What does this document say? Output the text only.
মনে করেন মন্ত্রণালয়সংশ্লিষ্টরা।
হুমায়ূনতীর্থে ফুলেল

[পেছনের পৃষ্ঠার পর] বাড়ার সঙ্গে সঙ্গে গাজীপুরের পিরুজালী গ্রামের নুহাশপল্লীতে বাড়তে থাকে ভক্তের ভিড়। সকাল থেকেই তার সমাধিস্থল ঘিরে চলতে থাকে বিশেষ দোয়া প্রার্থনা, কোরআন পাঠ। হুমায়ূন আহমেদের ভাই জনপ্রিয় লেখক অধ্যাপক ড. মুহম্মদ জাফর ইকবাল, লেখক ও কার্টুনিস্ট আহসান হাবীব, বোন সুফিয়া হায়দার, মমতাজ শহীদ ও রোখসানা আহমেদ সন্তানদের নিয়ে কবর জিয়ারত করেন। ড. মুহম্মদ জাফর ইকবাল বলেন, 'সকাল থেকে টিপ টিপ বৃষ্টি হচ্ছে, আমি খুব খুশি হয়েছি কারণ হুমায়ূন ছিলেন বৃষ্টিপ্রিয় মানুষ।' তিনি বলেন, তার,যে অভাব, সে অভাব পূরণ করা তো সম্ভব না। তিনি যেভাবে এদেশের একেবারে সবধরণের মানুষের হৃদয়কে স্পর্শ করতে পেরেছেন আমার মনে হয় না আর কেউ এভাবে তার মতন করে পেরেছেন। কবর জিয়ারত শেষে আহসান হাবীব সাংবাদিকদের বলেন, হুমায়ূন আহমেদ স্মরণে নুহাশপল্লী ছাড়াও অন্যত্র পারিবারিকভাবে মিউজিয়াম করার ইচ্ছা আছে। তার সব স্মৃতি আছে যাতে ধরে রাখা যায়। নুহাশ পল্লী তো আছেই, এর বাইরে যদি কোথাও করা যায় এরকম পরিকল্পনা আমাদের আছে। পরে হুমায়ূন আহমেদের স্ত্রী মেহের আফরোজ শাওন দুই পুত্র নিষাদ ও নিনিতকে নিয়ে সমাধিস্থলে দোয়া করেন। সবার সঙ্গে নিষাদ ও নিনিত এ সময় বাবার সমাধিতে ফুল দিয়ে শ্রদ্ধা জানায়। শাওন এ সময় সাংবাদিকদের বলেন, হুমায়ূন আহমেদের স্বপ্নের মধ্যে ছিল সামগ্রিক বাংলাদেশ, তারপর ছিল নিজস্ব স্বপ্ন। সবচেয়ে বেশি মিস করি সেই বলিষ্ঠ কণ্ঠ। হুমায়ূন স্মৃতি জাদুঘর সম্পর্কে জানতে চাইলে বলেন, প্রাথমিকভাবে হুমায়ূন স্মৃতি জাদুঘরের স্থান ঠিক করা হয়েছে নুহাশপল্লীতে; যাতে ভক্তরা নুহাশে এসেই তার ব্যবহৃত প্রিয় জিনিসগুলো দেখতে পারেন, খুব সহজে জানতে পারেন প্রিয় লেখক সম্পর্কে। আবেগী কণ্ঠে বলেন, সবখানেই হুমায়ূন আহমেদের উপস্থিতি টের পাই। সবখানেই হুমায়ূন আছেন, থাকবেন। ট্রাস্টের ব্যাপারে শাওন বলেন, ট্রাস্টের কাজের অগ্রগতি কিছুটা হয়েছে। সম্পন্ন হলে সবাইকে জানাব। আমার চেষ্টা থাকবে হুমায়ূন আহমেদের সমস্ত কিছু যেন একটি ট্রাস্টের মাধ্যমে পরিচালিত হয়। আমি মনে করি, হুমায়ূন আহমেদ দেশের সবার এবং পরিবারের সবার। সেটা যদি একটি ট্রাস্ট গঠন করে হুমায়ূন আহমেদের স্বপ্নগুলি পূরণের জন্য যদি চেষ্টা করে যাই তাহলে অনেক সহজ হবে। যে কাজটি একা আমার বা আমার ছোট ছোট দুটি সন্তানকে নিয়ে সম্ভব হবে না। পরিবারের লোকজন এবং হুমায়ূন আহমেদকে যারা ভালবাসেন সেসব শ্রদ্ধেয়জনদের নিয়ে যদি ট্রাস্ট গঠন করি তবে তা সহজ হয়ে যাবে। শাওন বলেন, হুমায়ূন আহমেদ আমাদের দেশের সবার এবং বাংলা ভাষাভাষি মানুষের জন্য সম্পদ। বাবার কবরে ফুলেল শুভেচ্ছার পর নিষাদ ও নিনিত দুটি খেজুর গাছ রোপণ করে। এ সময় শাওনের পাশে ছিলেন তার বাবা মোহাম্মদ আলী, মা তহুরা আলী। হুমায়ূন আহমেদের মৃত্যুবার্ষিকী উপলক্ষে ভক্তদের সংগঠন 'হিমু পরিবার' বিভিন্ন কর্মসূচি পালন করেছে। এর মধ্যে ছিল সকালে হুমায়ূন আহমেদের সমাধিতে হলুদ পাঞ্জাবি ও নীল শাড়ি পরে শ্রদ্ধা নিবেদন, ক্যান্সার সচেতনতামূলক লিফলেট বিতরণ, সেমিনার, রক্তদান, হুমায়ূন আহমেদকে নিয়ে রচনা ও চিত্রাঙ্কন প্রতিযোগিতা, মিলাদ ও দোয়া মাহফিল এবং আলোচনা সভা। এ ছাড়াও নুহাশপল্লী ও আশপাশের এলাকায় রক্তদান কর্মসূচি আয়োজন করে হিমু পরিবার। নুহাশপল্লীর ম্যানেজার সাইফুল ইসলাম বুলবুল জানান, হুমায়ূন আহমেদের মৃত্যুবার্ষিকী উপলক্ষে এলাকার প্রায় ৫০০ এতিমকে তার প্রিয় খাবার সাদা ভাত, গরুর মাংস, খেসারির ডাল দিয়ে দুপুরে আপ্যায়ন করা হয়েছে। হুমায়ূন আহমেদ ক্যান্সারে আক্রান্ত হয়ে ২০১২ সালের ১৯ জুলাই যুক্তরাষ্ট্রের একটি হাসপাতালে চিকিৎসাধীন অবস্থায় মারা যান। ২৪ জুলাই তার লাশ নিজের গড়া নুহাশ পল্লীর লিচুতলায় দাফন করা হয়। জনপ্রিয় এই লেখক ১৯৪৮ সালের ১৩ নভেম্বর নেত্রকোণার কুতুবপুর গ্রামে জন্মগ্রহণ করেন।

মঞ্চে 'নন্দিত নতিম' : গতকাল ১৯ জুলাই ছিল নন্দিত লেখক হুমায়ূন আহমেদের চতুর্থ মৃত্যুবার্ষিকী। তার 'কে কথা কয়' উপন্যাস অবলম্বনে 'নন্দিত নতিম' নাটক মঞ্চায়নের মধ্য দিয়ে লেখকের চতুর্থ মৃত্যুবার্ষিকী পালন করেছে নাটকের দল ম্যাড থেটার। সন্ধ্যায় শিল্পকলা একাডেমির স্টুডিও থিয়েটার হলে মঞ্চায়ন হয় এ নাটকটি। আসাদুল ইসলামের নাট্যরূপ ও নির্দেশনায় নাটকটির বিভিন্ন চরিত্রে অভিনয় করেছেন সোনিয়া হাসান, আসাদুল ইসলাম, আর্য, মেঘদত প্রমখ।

=-=-=-=-=

Written problem: Using the exact wording, write out all of the records.

Answer to this task:
What does this document say? Output the text only.
মনে করেন মন্ত্রণালয়সংশ্লিষ্টরা।
হুমায়ূনতীর্থে ফুলেল

[পেছনের পৃষ্ঠার পর] বাড়ার সঙ্গে সঙ্গে গাজীপুরের পিরুজালী গ্রামের নুহাশপল্লীতে বাড়তে থাকে ভক্তের ভিড়। সকাল থেকেই তার সমাধিস্থল ঘিরে চলতে থাকে বিশেষ দোয়া প্রার্থনা, কোরআন পাঠ। হুমায়ূন আহমেদের ভাই জনপ্রিয় লেখক অধ্যাপক ড. মুহম্মদ জাফর ইকবাল, লেখক ও কার্টুনিস্ট আহসান হাবীব, বোন সুফিয়া হায়দার, মমতাজ শহীদ ও রোখসানা আহমেদ সন্তানদের নিয়ে কবর জিয়ারত করেন। ড. মুহম্মদ জাফর ইকবাল বলেন, 'সকাল থেকে টিপ টিপ বৃষ্টি হচ্ছে, আমি খুব খুশি হয়েছি কারণ হুমায়ূন ছিলেন বৃষ্টিপ্রিয় মানুষ।' তিনি বলেন, তার,যে অভাব, সে অভাব পূরণ করা তো সম্ভব না। তিনি যেভাবে এদেশের একেবারে সবধরণের মানুষের হৃদয়কে স্পর্শ করতে পেরেছেন আমার মনে হয় না আর কেউ এভাবে তার মতন করে পেরেছেন। কবর জিয়ারত শেষে আহসান হাবীব সাংবাদিকদের বলেন, হুমায়ূন আহমেদ স্মরণে নুহাশপল্লী ছাড়াও অন্যত্র পারিবারিকভাবে মিউজিয়াম করার ইচ্ছা আছে। তার সব স্মৃতি আছে যাতে ধরে রাখা যায়। নুহাশ পল্লী তো আছেই, এর বাইরে যদি কোথাও করা যায় এরকম পরিকল্পনা আমাদের আছে। পরে হুমায়ূন আহমেদের স্ত্রী মেহের আফরোজ শাওন দুই পুত্র নিষাদ ও নিনিতকে নিয়ে সমাধিস্থলে দোয়া করেন। সবার সঙ্গে নিষাদ ও নিনিত এ সময় বাবার সমাধিতে ফুল দিয়ে শ্রদ্ধা জানায়। শাওন এ সময় সাংবাদিকদের বলেন, হুমায়ূন আহমেদের স্বপ্নের মধ্যে ছিল সামগ্রিক বাংলাদেশ, তারপর ছিল নিজস্ব স্বপ্ন। সবচেয়ে বেশি মিস করি সেই বলিষ্ঠ কণ্ঠ। হুমায়ূন স্মৃতি জাদুঘর সম্পর্কে জানতে চাইলে বলেন, প্রাথমিকভাবে হুমায়ূন স্মৃতি জাদুঘরের স্থান ঠিক করা হয়েছে নুহাশপল্লীতে; যাতে ভক্তরা নুহাশে এসেই তার ব্যবহৃত প্রিয় জিনিসগুলো দেখতে পারেন, খুব সহজে জানতে পারেন প্রিয় লেখক সম্পর্কে। আবেগী কণ্ঠে বলেন, সবখানেই হুমায়ূন আহমেদের উপস্থিতি টের পাই। সবখানেই হুমায়ূন আছেন, থাকবেন। ট্রাস্টের ব্যাপারে শাওন বলেন, ট্রাস্টের কাজের অগ্রগতি কিছুটা হয়েছে। সম্পন্ন হলে সবাইকে জানাব। আমার চেষ্টা থাকবে হুমায়ূন আহমেদের সমস্ত কিছু যেন একটি ট্রাস্টের মাধ্যমে পরিচালিত হয়। আমি মনে করি, হুমায়ূন আহমেদ দেশের সবার এবং পরিবারের সবার। সেটা যদি একটি ট্রাস্ট গঠন করে হুমায়ূন আহমেদের স্বপ্নগুলি পূরণের জন্য যদি চেষ্টা করে যাই তাহলে অনেক সহজ হবে। যে কাজটি একা আমার বা আমার ছোট ছোট দুটি সন্তানকে নিয়ে সম্ভব হবে না। পরিবারের লোকজন এবং হুমায়ূন আহমেদকে যারা ভালবাসেন সেসব শ্রদ্ধেয়জনদের নিয়ে যদি ট্রাস্ট গঠন করি তবে তা সহজ হয়ে যাবে। শাওন বলেন, হুমায়ূন আহমেদ আমাদের দেশের সবার এবং বাংলা ভাষাভাষি মানুষের জন্য সম্পদ। বাবার কবরে ফুলেল শুভেচ্ছার পর নিষাদ ও নিনিত দুটি খেজুর গাছ রোপণ করে। এ সময় শাওনের পাশে ছিলেন তার বাবা মোহাম্মদ আলী, মা তহুরা আলী। হুমায়ূন আহমেদের মৃত্যুবার্ষিকী উপলক্ষে ভক্তদের সংগঠন 'হিমু পরিবার' বিভিন্ন কর্মসূচি পালন করেছে। এর মধ্যে ছিল সকালে হুমায়ূন আহমেদের সমাধিতে হলুদ পাঞ্জাবি ও নীল শাড়ি পরে শ্রদ্ধা নিবেদন, ক্যান্সার সচেতনতামূলক লিফলেট বিতরণ, সেমিনার, রক্তদান, হুমায়ূন আহমেদকে নিয়ে রচনা ও চিত্রাঙ্কন প্রতিযোগিতা, মিলাদ ও দোয়া মাহফিল এবং আলোচনা সভা। এ ছাড়াও নুহাশপল্লী ও আশপাশের এলাকায় রক্তদান কর্মসূচি আয়োজন করে হিমু পরিবার। নুহাশপল্লীর ম্যানেজার সাইফুল ইসলাম বুলবুল জানান, হুমায়ূন আহমেদের মৃত্যুবার্ষিকী উপলক্ষে এলাকার প্রায় ৫০০ এতিমকে তার প্রিয় খাবার সাদা ভাত, গরুর মাংস, খেসারির ডাল দিয়ে দুপুরে আপ্যায়ন করা হয়েছে। হুমায়ূন আহমেদ ক্যান্সারে আক্রান্ত হয়ে ২০১২ সালের ১৯ জুলাই যুক্তরাষ্ট্রের একটি হাসপাতালে চিকিৎসাধীন অবস্থায় মারা যান। ২৪ জুলাই তার লাশ নিজের গড়া নুহাশ পল্লীর লিচুতলায় দাফন করা হয়। জনপ্রিয় এই লেখক ১৯৪৮ সালের ১৩ নভেম্বর নেত্রকোণার কুতুবপুর গ্রামে জন্মগ্রহণ করেন।

মঞ্চে 'নন্দিত নতিম' : গতকাল ১৯ জুলাই ছিল নন্দিত লেখক হুমায়ূন আহমেদের চতুর্থ মৃত্যুবার্ষিকী। তার 'কে কথা কয়' উপন্যাস অবলম্বনে 'নন্দিত নতিম' নাটক মঞ্চায়নের মধ্য দিয়ে লেখকের চতুর্থ মৃত্যুবার্ষিকী পালন করেছে নাটকের দল ম্যাড থেটার। সন্ধ্যায় শিল্পকলা একাডেমির স্টুডিও থিয়েটার হলে মঞ্চায়ন হয় এ নাটকটি। আসাদুল ইসলামের নাট্যরূপ ও নির্দেশনায় নাটকটির বিভিন্ন চরিত্রে অভিনয় করেছেন সোনিয়া হাসান, আসাদুল ইসলাম, আর্য, মেঘদত প্রমখ।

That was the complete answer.